**Stated goal**
From the entries below, extract every line that includes the word "Default".

**Stored rows**
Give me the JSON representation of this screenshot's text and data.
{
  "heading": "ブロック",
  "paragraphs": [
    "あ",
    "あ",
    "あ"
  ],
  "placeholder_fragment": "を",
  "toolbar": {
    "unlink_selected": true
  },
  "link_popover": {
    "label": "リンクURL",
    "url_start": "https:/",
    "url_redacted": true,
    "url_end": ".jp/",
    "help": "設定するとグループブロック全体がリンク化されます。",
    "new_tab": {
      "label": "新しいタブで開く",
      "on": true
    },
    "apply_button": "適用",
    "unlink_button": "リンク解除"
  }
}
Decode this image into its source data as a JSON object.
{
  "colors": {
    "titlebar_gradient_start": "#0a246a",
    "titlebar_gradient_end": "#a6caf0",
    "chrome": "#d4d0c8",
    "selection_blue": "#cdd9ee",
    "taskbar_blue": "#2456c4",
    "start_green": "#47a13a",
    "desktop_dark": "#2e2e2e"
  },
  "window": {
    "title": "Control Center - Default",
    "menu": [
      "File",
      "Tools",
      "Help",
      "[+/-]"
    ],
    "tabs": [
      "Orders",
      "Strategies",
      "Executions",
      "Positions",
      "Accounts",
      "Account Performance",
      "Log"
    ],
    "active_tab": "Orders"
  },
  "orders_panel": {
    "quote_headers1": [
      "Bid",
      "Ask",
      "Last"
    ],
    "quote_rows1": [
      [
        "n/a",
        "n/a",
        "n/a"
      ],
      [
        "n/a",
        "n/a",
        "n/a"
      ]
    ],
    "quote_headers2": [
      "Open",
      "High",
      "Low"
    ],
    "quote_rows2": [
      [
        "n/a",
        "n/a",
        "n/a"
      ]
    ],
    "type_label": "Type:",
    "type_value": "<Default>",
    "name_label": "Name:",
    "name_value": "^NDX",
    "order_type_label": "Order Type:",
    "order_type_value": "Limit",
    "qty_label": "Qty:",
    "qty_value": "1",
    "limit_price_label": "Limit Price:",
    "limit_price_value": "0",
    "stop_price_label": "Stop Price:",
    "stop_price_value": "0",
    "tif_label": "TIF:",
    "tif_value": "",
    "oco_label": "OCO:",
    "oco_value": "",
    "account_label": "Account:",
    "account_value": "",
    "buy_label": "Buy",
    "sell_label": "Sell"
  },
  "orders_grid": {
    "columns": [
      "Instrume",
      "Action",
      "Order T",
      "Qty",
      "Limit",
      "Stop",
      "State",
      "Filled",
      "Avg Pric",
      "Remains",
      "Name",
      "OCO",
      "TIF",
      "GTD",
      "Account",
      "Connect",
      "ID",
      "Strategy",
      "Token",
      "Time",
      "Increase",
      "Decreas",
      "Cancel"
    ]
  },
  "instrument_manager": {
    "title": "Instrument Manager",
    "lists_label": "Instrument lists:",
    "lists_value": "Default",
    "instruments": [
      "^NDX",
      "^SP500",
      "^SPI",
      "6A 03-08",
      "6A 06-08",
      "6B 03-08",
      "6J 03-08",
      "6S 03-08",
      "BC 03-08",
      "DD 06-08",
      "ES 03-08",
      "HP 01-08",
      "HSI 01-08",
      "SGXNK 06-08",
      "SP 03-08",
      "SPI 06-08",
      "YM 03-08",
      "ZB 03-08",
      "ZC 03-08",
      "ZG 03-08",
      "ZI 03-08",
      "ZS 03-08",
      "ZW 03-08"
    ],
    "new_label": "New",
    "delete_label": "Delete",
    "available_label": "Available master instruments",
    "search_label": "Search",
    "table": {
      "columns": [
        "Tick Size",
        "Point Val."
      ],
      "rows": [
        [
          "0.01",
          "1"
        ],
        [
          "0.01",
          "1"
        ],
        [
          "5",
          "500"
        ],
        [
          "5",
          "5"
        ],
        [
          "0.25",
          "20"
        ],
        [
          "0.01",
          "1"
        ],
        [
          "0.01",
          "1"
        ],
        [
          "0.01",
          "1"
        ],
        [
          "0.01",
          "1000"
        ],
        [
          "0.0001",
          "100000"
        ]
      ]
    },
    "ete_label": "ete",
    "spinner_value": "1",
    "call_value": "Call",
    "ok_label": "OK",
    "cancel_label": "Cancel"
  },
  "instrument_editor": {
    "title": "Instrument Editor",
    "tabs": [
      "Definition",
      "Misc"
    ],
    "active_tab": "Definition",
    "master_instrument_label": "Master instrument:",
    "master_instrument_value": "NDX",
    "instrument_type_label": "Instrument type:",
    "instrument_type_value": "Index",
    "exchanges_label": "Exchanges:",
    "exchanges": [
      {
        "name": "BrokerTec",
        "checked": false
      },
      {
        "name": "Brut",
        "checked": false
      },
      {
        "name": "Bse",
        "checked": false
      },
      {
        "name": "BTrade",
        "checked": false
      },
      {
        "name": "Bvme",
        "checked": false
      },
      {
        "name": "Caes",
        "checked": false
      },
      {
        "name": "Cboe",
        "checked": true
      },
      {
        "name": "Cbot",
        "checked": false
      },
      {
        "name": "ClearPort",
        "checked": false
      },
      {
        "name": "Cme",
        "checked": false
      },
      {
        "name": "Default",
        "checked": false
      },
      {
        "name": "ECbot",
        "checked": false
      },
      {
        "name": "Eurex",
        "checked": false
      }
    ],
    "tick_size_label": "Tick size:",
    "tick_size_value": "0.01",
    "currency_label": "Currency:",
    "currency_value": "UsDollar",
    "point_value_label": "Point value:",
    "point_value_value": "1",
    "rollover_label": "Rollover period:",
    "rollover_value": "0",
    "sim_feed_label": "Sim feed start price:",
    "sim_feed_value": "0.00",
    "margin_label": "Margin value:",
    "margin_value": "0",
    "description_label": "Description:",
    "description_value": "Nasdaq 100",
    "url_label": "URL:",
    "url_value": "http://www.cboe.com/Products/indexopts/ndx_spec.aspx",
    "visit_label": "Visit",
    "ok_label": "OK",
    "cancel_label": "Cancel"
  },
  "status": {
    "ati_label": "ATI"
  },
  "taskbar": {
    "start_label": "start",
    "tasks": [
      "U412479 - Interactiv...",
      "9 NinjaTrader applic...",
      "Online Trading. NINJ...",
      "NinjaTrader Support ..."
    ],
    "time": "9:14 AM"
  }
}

**The response**
    "title": "Control Center - Default",
    "type_value": "<Default>",
    "lists_value": "Default",
        "name": "Default",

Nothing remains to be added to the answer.